* **Task brief**
Set the data down again, exactly as it reads, but without the pictures.

* **Supplied information**
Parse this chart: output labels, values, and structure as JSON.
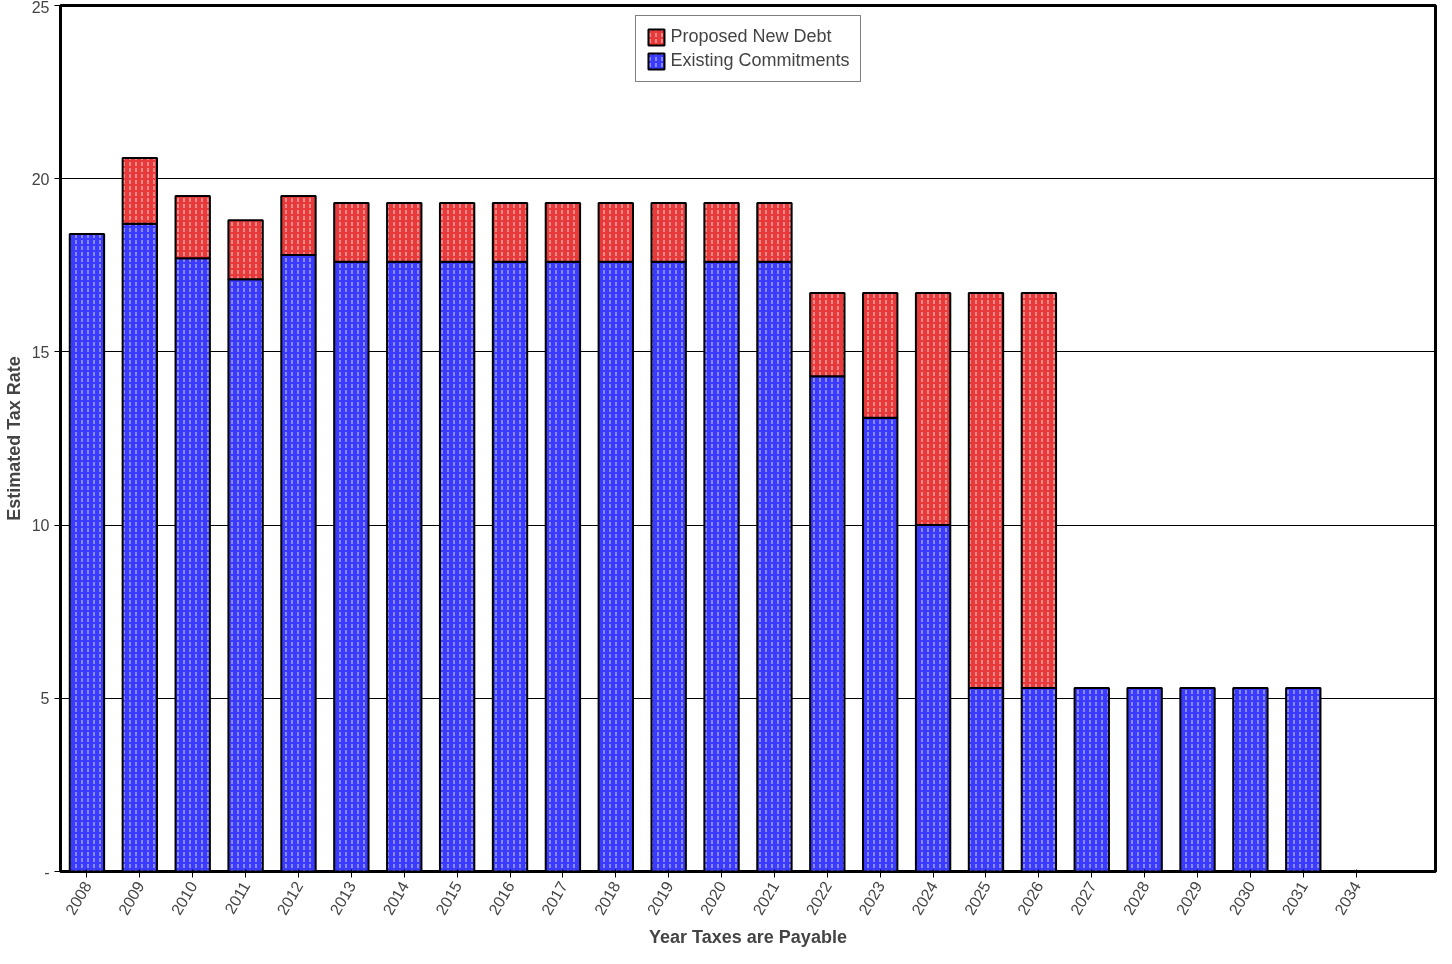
{
  "chart_data": {
    "type": "bar",
    "stacked": true,
    "xlabel": "Year Taxes are Payable",
    "ylabel": "Estimated Tax Rate",
    "categories": [
      "2008",
      "2009",
      "2010",
      "2011",
      "2012",
      "2013",
      "2014",
      "2015",
      "2016",
      "2017",
      "2018",
      "2019",
      "2020",
      "2021",
      "2022",
      "2023",
      "2024",
      "2025",
      "2026",
      "2027",
      "2028",
      "2029",
      "2030",
      "2031",
      "2034"
    ],
    "series": [
      {
        "name": "Existing Commitments",
        "color": "#3b3bff",
        "values": [
          18.4,
          18.7,
          17.7,
          17.1,
          17.8,
          17.6,
          17.6,
          17.6,
          17.6,
          17.6,
          17.6,
          17.6,
          17.6,
          17.6,
          14.3,
          13.1,
          10.0,
          5.3,
          5.3,
          5.3,
          5.3,
          5.3,
          5.3,
          5.3,
          null
        ]
      },
      {
        "name": "Proposed New Debt",
        "color": "#e83a3a",
        "values": [
          null,
          1.9,
          1.8,
          1.7,
          1.7,
          1.7,
          1.7,
          1.7,
          1.7,
          1.7,
          1.7,
          1.7,
          1.7,
          1.7,
          2.4,
          3.6,
          6.7,
          11.4,
          11.4,
          null,
          null,
          null,
          null,
          null,
          null
        ]
      }
    ],
    "ylim": [
      0,
      25
    ],
    "yticks": [
      {
        "value": 0,
        "label": "-"
      },
      5,
      10,
      15,
      20,
      25
    ],
    "grid": "y",
    "legend": "top"
  }
}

* **Full solution**
Parse this chart: output labels, values, and structure as JSON.
{
  "chart_data": {
    "type": "bar",
    "stacked": true,
    "xlabel": "Year Taxes are Payable",
    "ylabel": "Estimated Tax Rate",
    "categories": [
      "2008",
      "2009",
      "2010",
      "2011",
      "2012",
      "2013",
      "2014",
      "2015",
      "2016",
      "2017",
      "2018",
      "2019",
      "2020",
      "2021",
      "2022",
      "2023",
      "2024",
      "2025",
      "2026",
      "2027",
      "2028",
      "2029",
      "2030",
      "2031",
      "2034"
    ],
    "series": [
      {
        "name": "Existing Commitments",
        "color": "#3b3bff",
        "values": [
          18.4,
          18.7,
          17.7,
          17.1,
          17.8,
          17.6,
          17.6,
          17.6,
          17.6,
          17.6,
          17.6,
          17.6,
          17.6,
          17.6,
          14.3,
          13.1,
          10.0,
          5.3,
          5.3,
          5.3,
          5.3,
          5.3,
          5.3,
          5.3,
          null
        ]
      },
      {
        "name": "Proposed New Debt",
        "color": "#e83a3a",
        "values": [
          null,
          1.9,
          1.8,
          1.7,
          1.7,
          1.7,
          1.7,
          1.7,
          1.7,
          1.7,
          1.7,
          1.7,
          1.7,
          1.7,
          2.4,
          3.6,
          6.7,
          11.4,
          11.4,
          null,
          null,
          null,
          null,
          null,
          null
        ]
      }
    ],
    "ylim": [
      0,
      25
    ],
    "yticks": [
      {
        "value": 0,
        "label": "-"
      },
      5,
      10,
      15,
      20,
      25
    ],
    "grid": "y",
    "legend": "top"
  }
}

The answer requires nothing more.